**Exercise brief:**
Drop the pictures from the entries below, then reproduce the rest exactly.

**Provided material:**
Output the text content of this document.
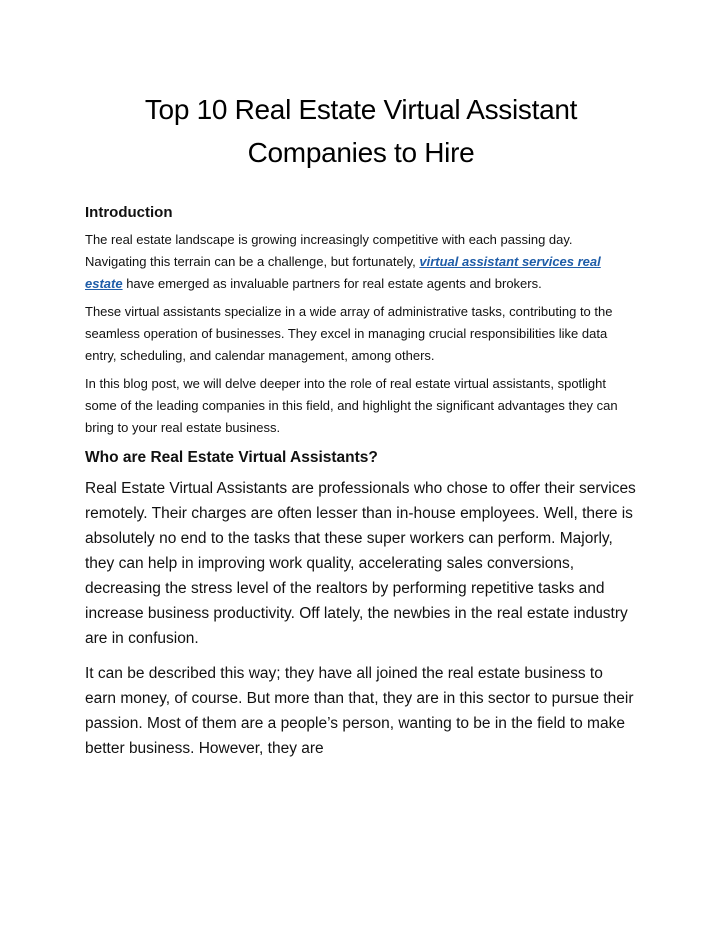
Top 10 Real Estate Virtual Assistant
Companies to Hire
Introduction

The real estate landscape is growing increasingly competitive with each passing day. Navigating this terrain can be a challenge, but fortunately, virtual assistant services real estate have emerged as invaluable partners for real estate agents and brokers.

These virtual assistants specialize in a wide array of administrative tasks, contributing to the seamless operation of businesses. They excel in managing crucial responsibilities like data entry, scheduling, and calendar management, among others.

In this blog post, we will delve deeper into the role of real estate virtual assistants, spotlight some of the leading companies in this field, and highlight the significant advantages they can bring to your real estate business.

Who are Real Estate Virtual Assistants?

Real Estate Virtual Assistants are professionals who chose to offer their services remotely. Their charges are often lesser than in-house employees. Well, there is absolutely no end to the tasks that these super workers can perform. Majorly, they can help in improving work quality, accelerating sales conversions, decreasing the stress level of the realtors by performing repetitive tasks and increase business productivity. Off lately, the newbies in the real estate industry are in confusion.

It can be described this way; they have all joined the real estate business to earn money, of course. But more than that, they are in this sector to pursue their passion. Most of them are a people’s person, wanting to be in the field to make better business. However, they are
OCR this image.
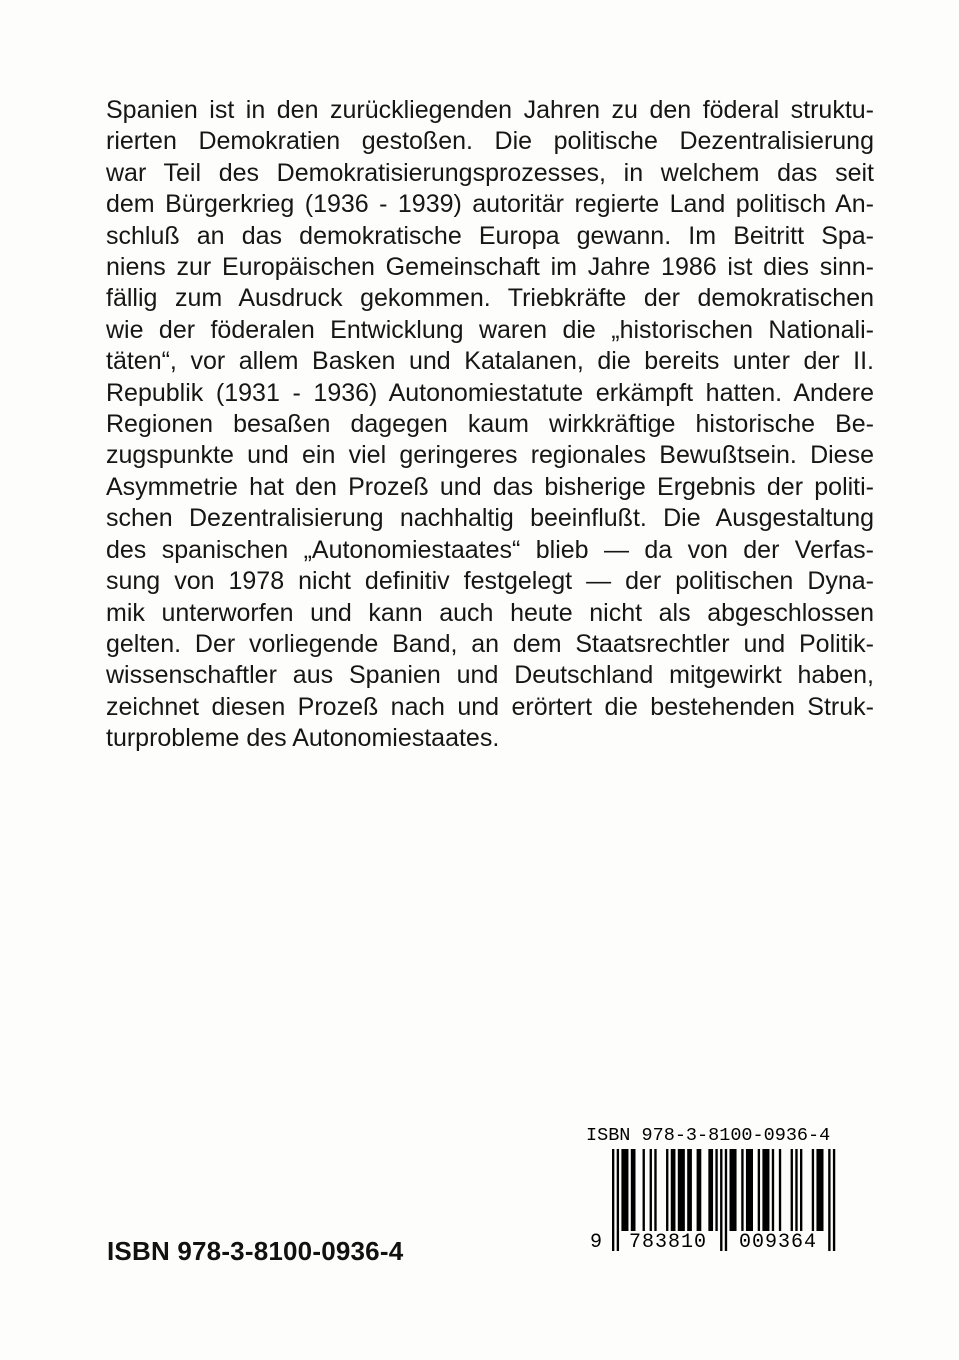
Spanien ist in den zurückliegenden Jahren zu den föderal struktu-
rierten Demokratien gestoßen. Die politische Dezentralisierung
war Teil des Demokratisierungsprozesses, in welchem das seit
dem Bürgerkrieg (1936 - 1939) autoritär regierte Land politisch An-
schluß an das demokratische Europa gewann. Im Beitritt Spa-
niens zur Europäischen Gemeinschaft im Jahre 1986 ist dies sinn-
fällig zum Ausdruck gekommen. Triebkräfte der demokratischen
wie der föderalen Entwicklung waren die „historischen Nationali-
täten“, vor allem Basken und Katalanen, die bereits unter der II.
Republik (1931 - 1936) Autonomiestatute erkämpft hatten. Andere
Regionen besaßen dagegen kaum wirkkräftige historische Be-
zugspunkte und ein viel geringeres regionales Bewußtsein. Diese
Asymmetrie hat den Prozeß und das bisherige Ergebnis der politi-
schen Dezentralisierung nachhaltig beeinflußt. Die Ausgestaltung
des spanischen „Autonomiestaates“ blieb — da von der Verfas-
sung von 1978 nicht definitiv festgelegt — der politischen Dyna-
mik unterworfen und kann auch heute nicht als abgeschlossen
gelten. Der vorliegende Band, an dem Staatsrechtler und Politik-
wissenschaftler aus Spanien und Deutschland mitgewirkt haben,
zeichnet diesen Prozeß nach und erörtert die bestehenden Struk-
turprobleme des Autonomiestaates.
ISBN 978-3-8100-0936-4
ISBN 978-3-8100-0936-4
9 783810 009364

**Task result:**
Output the text content of this document.
Top 10 Real Estate Virtual Assistant
Companies to Hire
Introduction

The real estate landscape is growing increasingly competitive with each passing day. Navigating this terrain can be a challenge, but fortunately, virtual assistant services real estate have emerged as invaluable partners for real estate agents and brokers.

These virtual assistants specialize in a wide array of administrative tasks, contributing to the seamless operation of businesses. They excel in managing crucial responsibilities like data entry, scheduling, and calendar management, among others.

In this blog post, we will delve deeper into the role of real estate virtual assistants, spotlight some of the leading companies in this field, and highlight the significant advantages they can bring to your real estate business.

Who are Real Estate Virtual Assistants?

Real Estate Virtual Assistants are professionals who chose to offer their services remotely. Their charges are often lesser than in-house employees. Well, there is absolutely no end to the tasks that these super workers can perform. Majorly, they can help in improving work quality, accelerating sales conversions, decreasing the stress level of the realtors by performing repetitive tasks and increase business productivity. Off lately, the newbies in the real estate industry are in confusion.

It can be described this way; they have all joined the real estate business to earn money, of course. But more than that, they are in this sector to pursue their passion. Most of them are a people’s person, wanting to be in the field to make better business. However, they are
OCR this image.
Spanien ist in den zurückliegenden Jahren zu den föderal struktu-
rierten Demokratien gestoßen. Die politische Dezentralisierung
war Teil des Demokratisierungsprozesses, in welchem das seit
dem Bürgerkrieg (1936 - 1939) autoritär regierte Land politisch An-
schluß an das demokratische Europa gewann. Im Beitritt Spa-
niens zur Europäischen Gemeinschaft im Jahre 1986 ist dies sinn-
fällig zum Ausdruck gekommen. Triebkräfte der demokratischen
wie der föderalen Entwicklung waren die „historischen Nationali-
täten“, vor allem Basken und Katalanen, die bereits unter der II.
Republik (1931 - 1936) Autonomiestatute erkämpft hatten. Andere
Regionen besaßen dagegen kaum wirkkräftige historische Be-
zugspunkte und ein viel geringeres regionales Bewußtsein. Diese
Asymmetrie hat den Prozeß und das bisherige Ergebnis der politi-
schen Dezentralisierung nachhaltig beeinflußt. Die Ausgestaltung
des spanischen „Autonomiestaates“ blieb — da von der Verfas-
sung von 1978 nicht definitiv festgelegt — der politischen Dyna-
mik unterworfen und kann auch heute nicht als abgeschlossen
gelten. Der vorliegende Band, an dem Staatsrechtler und Politik-
wissenschaftler aus Spanien und Deutschland mitgewirkt haben,
zeichnet diesen Prozeß nach und erörtert die bestehenden Struk-
turprobleme des Autonomiestaates.
ISBN 978-3-8100-0936-4
ISBN 978-3-8100-0936-4
9 783810 009364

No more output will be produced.